ITEMS »
— start —

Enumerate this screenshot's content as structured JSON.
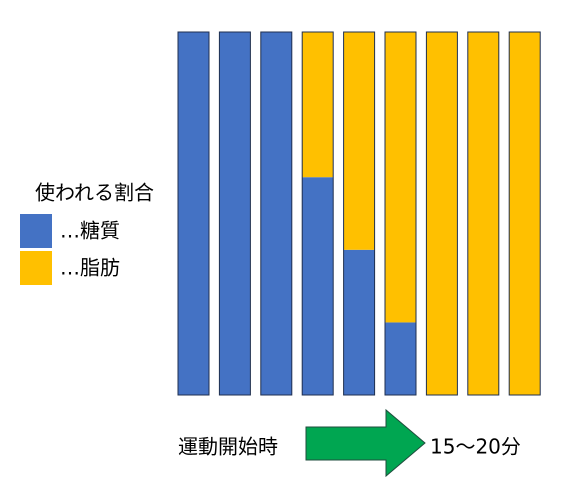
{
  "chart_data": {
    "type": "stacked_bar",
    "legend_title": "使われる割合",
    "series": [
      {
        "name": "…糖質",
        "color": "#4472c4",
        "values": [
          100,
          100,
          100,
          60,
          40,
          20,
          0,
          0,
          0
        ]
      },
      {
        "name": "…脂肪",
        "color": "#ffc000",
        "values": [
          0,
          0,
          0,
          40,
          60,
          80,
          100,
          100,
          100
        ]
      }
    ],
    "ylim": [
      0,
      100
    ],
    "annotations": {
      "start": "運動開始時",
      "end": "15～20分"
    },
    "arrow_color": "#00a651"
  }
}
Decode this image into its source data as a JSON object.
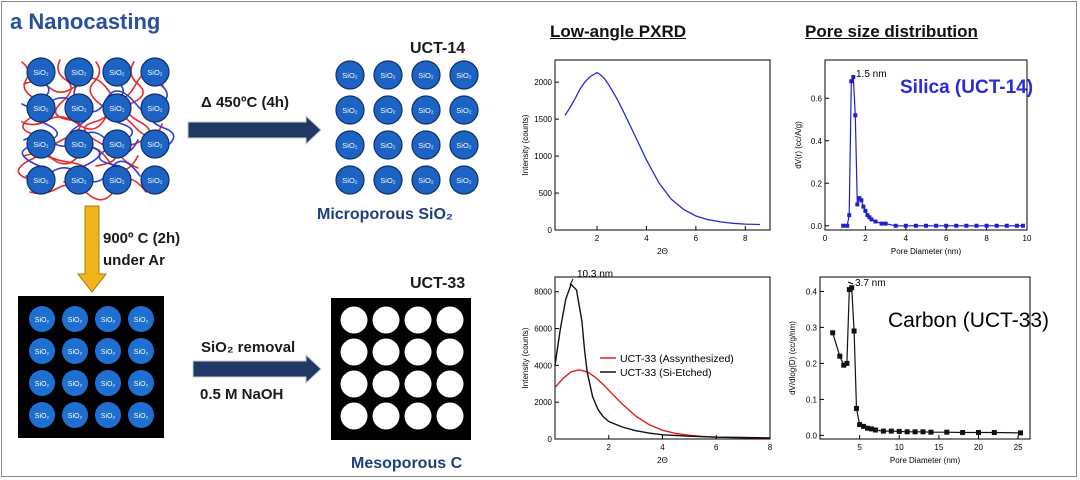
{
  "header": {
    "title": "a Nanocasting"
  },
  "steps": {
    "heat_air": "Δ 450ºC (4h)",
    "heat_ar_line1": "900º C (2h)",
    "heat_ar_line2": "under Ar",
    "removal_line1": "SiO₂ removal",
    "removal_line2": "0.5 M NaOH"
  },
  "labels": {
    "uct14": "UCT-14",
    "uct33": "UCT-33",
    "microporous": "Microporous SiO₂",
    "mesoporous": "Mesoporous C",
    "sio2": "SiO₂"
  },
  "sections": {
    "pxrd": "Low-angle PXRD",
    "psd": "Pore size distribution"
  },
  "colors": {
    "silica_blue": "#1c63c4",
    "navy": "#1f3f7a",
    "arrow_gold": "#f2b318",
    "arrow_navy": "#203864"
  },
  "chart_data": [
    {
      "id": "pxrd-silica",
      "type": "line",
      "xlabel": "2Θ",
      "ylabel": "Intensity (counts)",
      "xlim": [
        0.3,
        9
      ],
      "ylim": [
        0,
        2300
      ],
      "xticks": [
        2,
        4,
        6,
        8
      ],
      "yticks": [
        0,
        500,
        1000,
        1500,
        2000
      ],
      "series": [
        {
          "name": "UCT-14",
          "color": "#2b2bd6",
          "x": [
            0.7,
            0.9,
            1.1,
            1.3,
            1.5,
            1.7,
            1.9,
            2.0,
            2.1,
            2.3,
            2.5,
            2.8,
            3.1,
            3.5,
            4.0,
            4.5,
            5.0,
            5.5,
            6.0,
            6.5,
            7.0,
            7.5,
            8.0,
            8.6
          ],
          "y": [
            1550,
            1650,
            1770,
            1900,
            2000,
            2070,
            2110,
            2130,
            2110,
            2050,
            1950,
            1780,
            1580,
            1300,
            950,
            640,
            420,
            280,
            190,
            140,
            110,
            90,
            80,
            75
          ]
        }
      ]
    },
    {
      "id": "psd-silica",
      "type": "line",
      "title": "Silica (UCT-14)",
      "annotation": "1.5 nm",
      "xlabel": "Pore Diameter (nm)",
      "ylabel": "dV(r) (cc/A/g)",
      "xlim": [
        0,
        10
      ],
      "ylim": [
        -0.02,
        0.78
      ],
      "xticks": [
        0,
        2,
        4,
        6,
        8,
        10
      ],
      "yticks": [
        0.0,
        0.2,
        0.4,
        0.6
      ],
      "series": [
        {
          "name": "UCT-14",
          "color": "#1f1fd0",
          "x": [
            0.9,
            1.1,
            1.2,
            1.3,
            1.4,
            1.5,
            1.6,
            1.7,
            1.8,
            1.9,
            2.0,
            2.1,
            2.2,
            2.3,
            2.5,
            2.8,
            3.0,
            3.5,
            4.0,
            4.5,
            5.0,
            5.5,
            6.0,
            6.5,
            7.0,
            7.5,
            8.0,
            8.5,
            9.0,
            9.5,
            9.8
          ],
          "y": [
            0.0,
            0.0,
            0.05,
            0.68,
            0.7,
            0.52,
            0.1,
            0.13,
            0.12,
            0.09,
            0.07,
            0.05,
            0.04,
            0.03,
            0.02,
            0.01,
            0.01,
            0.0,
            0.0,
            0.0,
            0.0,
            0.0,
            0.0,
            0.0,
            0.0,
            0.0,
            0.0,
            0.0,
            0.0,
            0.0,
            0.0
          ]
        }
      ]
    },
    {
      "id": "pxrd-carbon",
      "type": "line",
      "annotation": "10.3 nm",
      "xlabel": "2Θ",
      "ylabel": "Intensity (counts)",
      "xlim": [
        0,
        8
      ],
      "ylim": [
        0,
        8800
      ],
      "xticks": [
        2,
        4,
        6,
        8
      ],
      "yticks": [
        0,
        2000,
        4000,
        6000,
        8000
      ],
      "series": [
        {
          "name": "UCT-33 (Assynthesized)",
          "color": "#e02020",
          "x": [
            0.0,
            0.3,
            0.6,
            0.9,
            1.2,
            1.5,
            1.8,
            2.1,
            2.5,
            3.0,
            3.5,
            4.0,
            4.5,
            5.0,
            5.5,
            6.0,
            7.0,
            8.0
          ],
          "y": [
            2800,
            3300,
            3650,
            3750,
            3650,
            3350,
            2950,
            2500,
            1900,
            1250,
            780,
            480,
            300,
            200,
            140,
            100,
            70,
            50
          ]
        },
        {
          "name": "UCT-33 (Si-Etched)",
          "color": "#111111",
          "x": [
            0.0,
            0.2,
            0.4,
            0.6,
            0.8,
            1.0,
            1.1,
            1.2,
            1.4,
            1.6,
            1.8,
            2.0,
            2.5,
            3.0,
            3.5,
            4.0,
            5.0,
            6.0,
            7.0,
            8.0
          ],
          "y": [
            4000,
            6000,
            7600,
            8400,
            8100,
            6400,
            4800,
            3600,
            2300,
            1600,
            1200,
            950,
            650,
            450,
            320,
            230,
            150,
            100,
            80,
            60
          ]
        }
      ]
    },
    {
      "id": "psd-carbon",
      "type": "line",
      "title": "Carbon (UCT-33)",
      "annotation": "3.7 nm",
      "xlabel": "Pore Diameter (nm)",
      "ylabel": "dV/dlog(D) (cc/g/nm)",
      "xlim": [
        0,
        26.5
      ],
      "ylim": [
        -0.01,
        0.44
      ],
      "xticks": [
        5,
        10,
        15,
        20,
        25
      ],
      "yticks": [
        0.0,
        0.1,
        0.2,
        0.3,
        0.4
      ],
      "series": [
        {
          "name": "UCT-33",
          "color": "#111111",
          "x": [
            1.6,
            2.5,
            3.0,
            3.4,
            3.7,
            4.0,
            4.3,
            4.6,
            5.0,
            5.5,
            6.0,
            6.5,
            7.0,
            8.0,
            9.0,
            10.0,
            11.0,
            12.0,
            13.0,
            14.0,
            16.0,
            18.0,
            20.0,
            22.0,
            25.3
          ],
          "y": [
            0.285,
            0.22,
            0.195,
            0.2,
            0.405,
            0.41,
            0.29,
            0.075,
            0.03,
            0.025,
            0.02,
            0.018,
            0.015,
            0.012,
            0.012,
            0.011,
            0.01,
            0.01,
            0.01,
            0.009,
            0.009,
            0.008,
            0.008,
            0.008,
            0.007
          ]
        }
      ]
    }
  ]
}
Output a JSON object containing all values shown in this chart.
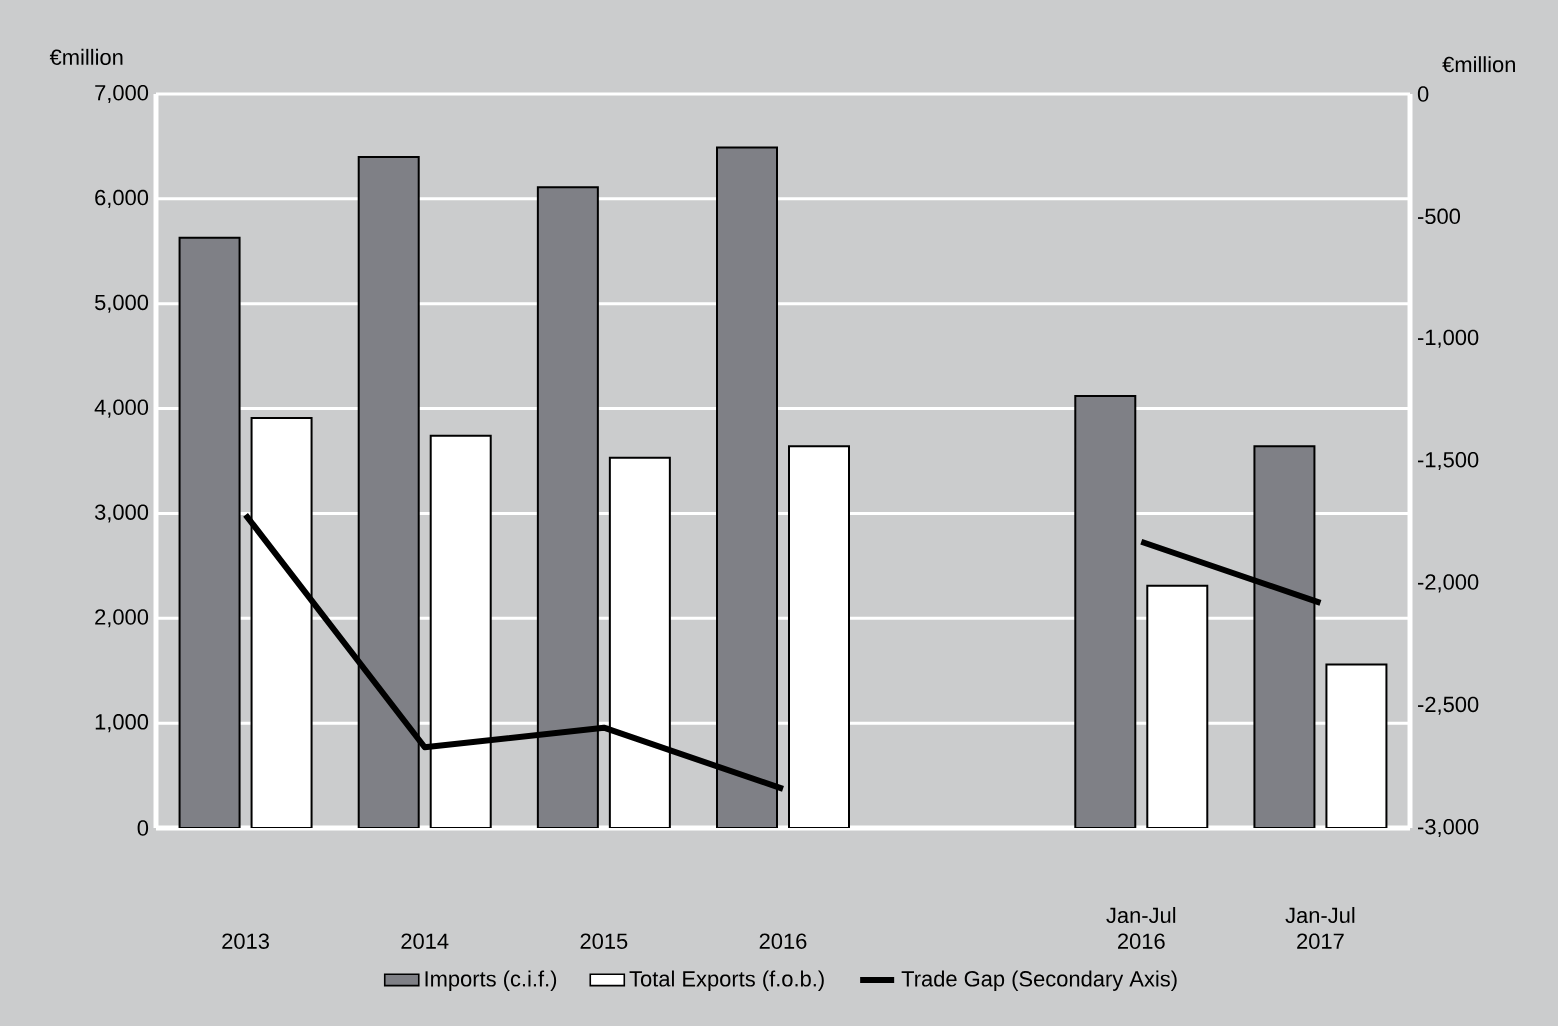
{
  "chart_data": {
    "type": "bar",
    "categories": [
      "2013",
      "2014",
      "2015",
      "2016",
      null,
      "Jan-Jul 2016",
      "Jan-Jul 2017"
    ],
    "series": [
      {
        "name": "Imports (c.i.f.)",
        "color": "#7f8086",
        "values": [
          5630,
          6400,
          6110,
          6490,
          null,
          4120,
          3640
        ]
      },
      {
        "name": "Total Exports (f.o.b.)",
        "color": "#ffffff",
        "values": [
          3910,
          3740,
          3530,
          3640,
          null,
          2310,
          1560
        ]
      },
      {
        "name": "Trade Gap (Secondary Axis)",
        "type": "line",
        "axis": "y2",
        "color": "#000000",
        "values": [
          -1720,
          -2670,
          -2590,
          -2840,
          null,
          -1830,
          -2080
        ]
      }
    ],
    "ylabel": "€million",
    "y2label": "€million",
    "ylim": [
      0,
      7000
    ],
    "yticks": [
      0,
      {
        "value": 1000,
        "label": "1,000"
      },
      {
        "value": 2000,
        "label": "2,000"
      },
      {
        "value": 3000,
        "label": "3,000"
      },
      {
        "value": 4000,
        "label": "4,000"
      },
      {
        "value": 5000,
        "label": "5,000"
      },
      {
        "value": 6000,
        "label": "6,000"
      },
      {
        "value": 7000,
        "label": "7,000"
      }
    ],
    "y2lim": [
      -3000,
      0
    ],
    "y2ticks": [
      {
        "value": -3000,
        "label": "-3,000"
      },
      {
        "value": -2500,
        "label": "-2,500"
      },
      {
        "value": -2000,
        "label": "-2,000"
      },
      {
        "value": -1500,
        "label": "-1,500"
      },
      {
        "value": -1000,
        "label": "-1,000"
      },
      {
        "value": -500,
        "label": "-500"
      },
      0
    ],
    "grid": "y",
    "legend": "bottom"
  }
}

— end —

TASK PROMPT » The lines above form a set of records; determine how many of them contain the string "this" and give that number alone.

EXERCISE OUTPUT » 3